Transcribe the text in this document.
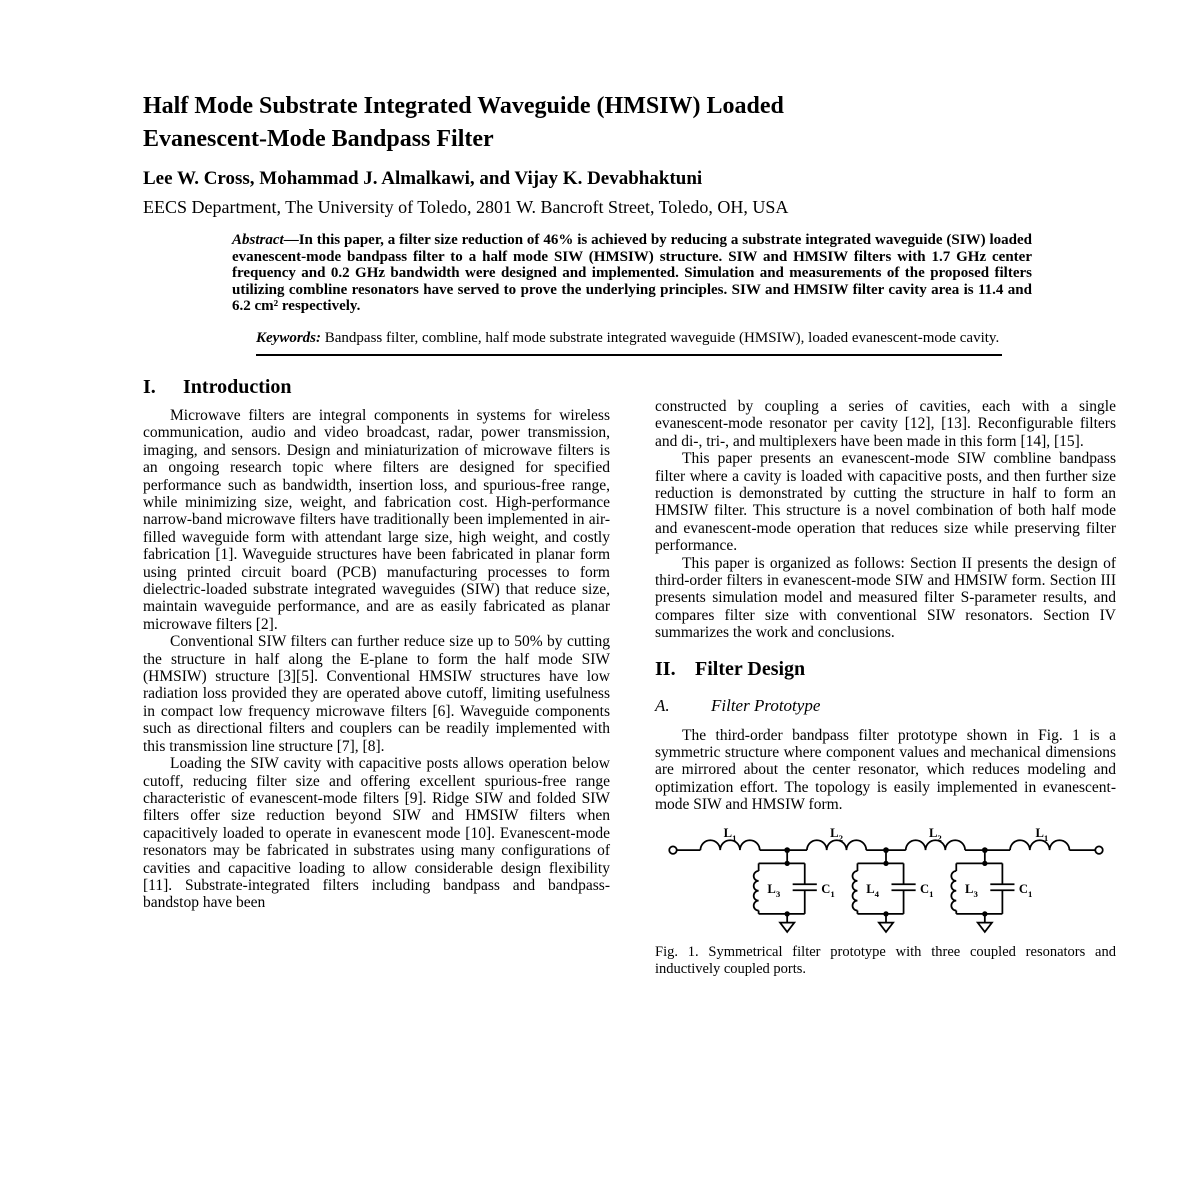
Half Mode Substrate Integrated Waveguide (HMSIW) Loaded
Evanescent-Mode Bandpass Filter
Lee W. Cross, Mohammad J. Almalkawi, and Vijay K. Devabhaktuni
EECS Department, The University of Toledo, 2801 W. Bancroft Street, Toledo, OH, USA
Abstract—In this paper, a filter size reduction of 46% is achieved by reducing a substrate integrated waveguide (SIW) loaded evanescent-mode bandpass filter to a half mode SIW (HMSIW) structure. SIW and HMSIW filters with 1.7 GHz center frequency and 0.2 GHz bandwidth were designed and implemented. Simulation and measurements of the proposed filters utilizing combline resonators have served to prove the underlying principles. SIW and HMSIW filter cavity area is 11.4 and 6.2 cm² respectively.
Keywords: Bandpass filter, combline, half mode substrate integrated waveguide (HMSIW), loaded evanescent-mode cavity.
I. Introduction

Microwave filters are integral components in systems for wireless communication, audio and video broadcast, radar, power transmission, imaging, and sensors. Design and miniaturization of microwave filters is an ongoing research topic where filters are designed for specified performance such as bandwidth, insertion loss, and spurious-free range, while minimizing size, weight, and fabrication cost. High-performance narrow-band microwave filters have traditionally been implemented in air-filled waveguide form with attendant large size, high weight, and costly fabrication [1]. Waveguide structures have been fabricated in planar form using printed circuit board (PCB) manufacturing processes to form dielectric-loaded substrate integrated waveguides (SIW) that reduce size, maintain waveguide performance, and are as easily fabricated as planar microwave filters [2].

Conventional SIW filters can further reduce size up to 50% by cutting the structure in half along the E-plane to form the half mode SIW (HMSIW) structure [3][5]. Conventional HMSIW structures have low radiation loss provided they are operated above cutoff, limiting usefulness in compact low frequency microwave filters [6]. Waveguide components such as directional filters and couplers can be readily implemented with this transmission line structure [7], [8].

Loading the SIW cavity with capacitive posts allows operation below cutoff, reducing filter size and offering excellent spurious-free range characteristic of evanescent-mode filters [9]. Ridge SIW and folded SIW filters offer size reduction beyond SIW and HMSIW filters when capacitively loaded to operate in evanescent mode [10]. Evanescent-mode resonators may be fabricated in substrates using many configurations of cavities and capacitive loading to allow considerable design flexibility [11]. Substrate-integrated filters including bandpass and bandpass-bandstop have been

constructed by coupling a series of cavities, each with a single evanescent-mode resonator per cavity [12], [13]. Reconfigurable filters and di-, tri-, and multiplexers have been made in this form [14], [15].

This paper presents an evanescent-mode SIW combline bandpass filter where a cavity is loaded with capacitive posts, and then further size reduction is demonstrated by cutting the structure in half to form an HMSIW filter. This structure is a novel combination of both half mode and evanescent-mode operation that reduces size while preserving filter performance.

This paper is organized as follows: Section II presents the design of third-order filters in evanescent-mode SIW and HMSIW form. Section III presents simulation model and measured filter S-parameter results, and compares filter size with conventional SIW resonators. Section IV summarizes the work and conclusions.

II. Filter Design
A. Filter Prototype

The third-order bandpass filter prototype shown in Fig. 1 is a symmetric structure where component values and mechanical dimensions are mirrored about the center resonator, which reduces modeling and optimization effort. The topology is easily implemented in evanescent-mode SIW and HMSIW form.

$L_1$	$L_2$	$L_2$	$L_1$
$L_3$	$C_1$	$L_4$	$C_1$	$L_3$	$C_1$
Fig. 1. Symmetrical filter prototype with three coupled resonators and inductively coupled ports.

- Requirements:
Write the material out again exactly as it appears, dropping the pictures.

- Result:
Transcribe the text in this document.
Half Mode Substrate Integrated Waveguide (HMSIW) Loaded
Evanescent-Mode Bandpass Filter
Lee W. Cross, Mohammad J. Almalkawi, and Vijay K. Devabhaktuni
EECS Department, The University of Toledo, 2801 W. Bancroft Street, Toledo, OH, USA
Abstract—In this paper, a filter size reduction of 46% is achieved by reducing a substrate integrated waveguide (SIW) loaded evanescent-mode bandpass filter to a half mode SIW (HMSIW) structure. SIW and HMSIW filters with 1.7 GHz center frequency and 0.2 GHz bandwidth were designed and implemented. Simulation and measurements of the proposed filters utilizing combline resonators have served to prove the underlying principles. SIW and HMSIW filter cavity area is 11.4 and 6.2 cm² respectively.
Keywords: Bandpass filter, combline, half mode substrate integrated waveguide (HMSIW), loaded evanescent-mode cavity.
I. Introduction

Microwave filters are integral components in systems for wireless communication, audio and video broadcast, radar, power transmission, imaging, and sensors. Design and miniaturization of microwave filters is an ongoing research topic where filters are designed for specified performance such as bandwidth, insertion loss, and spurious-free range, while minimizing size, weight, and fabrication cost. High-performance narrow-band microwave filters have traditionally been implemented in air-filled waveguide form with attendant large size, high weight, and costly fabrication [1]. Waveguide structures have been fabricated in planar form using printed circuit board (PCB) manufacturing processes to form dielectric-loaded substrate integrated waveguides (SIW) that reduce size, maintain waveguide performance, and are as easily fabricated as planar microwave filters [2].

Conventional SIW filters can further reduce size up to 50% by cutting the structure in half along the E-plane to form the half mode SIW (HMSIW) structure [3][5]. Conventional HMSIW structures have low radiation loss provided they are operated above cutoff, limiting usefulness in compact low frequency microwave filters [6]. Waveguide components such as directional filters and couplers can be readily implemented with this transmission line structure [7], [8].

Loading the SIW cavity with capacitive posts allows operation below cutoff, reducing filter size and offering excellent spurious-free range characteristic of evanescent-mode filters [9]. Ridge SIW and folded SIW filters offer size reduction beyond SIW and HMSIW filters when capacitively loaded to operate in evanescent mode [10]. Evanescent-mode resonators may be fabricated in substrates using many configurations of cavities and capacitive loading to allow considerable design flexibility [11]. Substrate-integrated filters including bandpass and bandpass-bandstop have been

constructed by coupling a series of cavities, each with a single evanescent-mode resonator per cavity [12], [13]. Reconfigurable filters and di-, tri-, and multiplexers have been made in this form [14], [15].

This paper presents an evanescent-mode SIW combline bandpass filter where a cavity is loaded with capacitive posts, and then further size reduction is demonstrated by cutting the structure in half to form an HMSIW filter. This structure is a novel combination of both half mode and evanescent-mode operation that reduces size while preserving filter performance.

This paper is organized as follows: Section II presents the design of third-order filters in evanescent-mode SIW and HMSIW form. Section III presents simulation model and measured filter S-parameter results, and compares filter size with conventional SIW resonators. Section IV summarizes the work and conclusions.

II. Filter Design
A. Filter Prototype

The third-order bandpass filter prototype shown in Fig. 1 is a symmetric structure where component values and mechanical dimensions are mirrored about the center resonator, which reduces modeling and optimization effort. The topology is easily implemented in evanescent-mode SIW and HMSIW form.

$L_1$	$L_2$	$L_2$	$L_1$
$L_3$	$C_1$	$L_4$	$C_1$	$L_3$	$C_1$
Fig. 1. Symmetrical filter prototype with three coupled resonators and inductively coupled ports.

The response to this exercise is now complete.